## Directions
Read the lines that follow and pick out every one containing the word "sistema".

## Records shown
────────────────

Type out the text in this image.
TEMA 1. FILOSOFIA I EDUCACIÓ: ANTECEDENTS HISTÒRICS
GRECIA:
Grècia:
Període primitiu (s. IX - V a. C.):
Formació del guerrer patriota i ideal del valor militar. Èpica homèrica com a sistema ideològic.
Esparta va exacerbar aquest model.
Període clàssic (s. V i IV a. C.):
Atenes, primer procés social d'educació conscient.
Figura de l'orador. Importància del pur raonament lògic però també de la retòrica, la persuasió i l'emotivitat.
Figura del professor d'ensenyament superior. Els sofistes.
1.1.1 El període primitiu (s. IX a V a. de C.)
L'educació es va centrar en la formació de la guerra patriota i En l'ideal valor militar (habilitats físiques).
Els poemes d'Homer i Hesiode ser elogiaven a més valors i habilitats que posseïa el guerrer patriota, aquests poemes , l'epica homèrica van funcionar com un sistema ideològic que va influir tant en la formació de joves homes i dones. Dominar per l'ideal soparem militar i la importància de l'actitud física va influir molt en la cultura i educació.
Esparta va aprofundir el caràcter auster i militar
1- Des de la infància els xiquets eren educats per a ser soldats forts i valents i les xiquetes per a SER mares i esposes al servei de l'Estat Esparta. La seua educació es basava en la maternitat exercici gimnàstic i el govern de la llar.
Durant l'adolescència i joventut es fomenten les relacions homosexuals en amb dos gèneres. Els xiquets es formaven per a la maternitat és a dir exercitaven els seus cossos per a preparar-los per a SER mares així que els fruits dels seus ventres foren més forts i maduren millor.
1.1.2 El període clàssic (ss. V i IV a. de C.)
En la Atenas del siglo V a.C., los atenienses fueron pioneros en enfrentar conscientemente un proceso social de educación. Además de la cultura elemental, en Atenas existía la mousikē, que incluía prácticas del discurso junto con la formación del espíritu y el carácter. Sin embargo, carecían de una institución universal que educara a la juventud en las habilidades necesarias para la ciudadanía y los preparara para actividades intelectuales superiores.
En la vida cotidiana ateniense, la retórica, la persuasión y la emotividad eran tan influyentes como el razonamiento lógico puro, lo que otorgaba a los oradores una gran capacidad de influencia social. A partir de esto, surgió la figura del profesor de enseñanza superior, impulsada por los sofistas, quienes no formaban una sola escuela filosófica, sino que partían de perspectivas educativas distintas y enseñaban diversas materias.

────────────────

## Solution to the problem
Formació del guerrer patriota i ideal del valor militar. Èpica homèrica com a sistema ideològic.
Els poemes d'Homer i Hesiode ser elogiaven a més valors i habilitats que posseïa el guerrer patriota, aquests poemes , l'epica homèrica van funcionar com un sistema ideològic que va influir tant en la formació de joves homes i dones. Dominar per l'ideal soparem militar i la importància de l'actitud física va influir molt en la cultura i educació.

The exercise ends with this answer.